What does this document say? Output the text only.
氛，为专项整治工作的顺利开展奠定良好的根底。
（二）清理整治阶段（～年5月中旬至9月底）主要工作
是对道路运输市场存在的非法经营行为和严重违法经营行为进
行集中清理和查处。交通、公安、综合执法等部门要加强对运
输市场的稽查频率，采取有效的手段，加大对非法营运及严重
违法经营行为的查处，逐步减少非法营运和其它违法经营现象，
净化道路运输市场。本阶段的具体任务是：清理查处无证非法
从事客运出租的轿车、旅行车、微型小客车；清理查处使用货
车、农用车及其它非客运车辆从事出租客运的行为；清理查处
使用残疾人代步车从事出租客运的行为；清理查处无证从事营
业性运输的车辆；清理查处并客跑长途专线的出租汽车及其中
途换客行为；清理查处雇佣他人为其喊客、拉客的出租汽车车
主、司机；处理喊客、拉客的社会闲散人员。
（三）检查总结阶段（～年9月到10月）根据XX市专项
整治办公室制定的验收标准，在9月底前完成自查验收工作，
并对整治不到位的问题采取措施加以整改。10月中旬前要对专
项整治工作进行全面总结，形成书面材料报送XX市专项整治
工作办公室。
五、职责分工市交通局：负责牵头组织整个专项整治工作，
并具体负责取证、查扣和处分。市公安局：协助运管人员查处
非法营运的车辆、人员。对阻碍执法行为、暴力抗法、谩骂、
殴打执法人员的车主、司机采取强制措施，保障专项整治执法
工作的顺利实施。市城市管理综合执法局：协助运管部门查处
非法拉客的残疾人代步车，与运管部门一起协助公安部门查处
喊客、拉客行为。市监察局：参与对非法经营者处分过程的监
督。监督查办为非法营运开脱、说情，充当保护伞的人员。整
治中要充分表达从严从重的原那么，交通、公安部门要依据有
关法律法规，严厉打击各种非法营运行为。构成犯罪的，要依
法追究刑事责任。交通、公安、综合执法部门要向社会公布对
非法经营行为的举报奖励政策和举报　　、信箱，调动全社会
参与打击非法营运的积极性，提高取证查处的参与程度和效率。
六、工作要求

══════

Output all of the data above without any alteration.

Written solution =
What does this document say? Output the text only.
氛，为专项整治工作的顺利开展奠定良好的根底。
（二）清理整治阶段（～年5月中旬至9月底）主要工作
是对道路运输市场存在的非法经营行为和严重违法经营行为进
行集中清理和查处。交通、公安、综合执法等部门要加强对运
输市场的稽查频率，采取有效的手段，加大对非法营运及严重
违法经营行为的查处，逐步减少非法营运和其它违法经营现象，
净化道路运输市场。本阶段的具体任务是：清理查处无证非法
从事客运出租的轿车、旅行车、微型小客车；清理查处使用货
车、农用车及其它非客运车辆从事出租客运的行为；清理查处
使用残疾人代步车从事出租客运的行为；清理查处无证从事营
业性运输的车辆；清理查处并客跑长途专线的出租汽车及其中
途换客行为；清理查处雇佣他人为其喊客、拉客的出租汽车车
主、司机；处理喊客、拉客的社会闲散人员。
（三）检查总结阶段（～年9月到10月）根据XX市专项
整治办公室制定的验收标准，在9月底前完成自查验收工作，
并对整治不到位的问题采取措施加以整改。10月中旬前要对专
项整治工作进行全面总结，形成书面材料报送XX市专项整治
工作办公室。
五、职责分工市交通局：负责牵头组织整个专项整治工作，
并具体负责取证、查扣和处分。市公安局：协助运管人员查处
非法营运的车辆、人员。对阻碍执法行为、暴力抗法、谩骂、
殴打执法人员的车主、司机采取强制措施，保障专项整治执法
工作的顺利实施。市城市管理综合执法局：协助运管部门查处
非法拉客的残疾人代步车，与运管部门一起协助公安部门查处
喊客、拉客行为。市监察局：参与对非法经营者处分过程的监
督。监督查办为非法营运开脱、说情，充当保护伞的人员。整
治中要充分表达从严从重的原那么，交通、公安部门要依据有
关法律法规，严厉打击各种非法营运行为。构成犯罪的，要依
法追究刑事责任。交通、公安、综合执法部门要向社会公布对
非法经营行为的举报奖励政策和举报　　、信箱，调动全社会
参与打击非法营运的积极性，提高取证查处的参与程度和效率。
六、工作要求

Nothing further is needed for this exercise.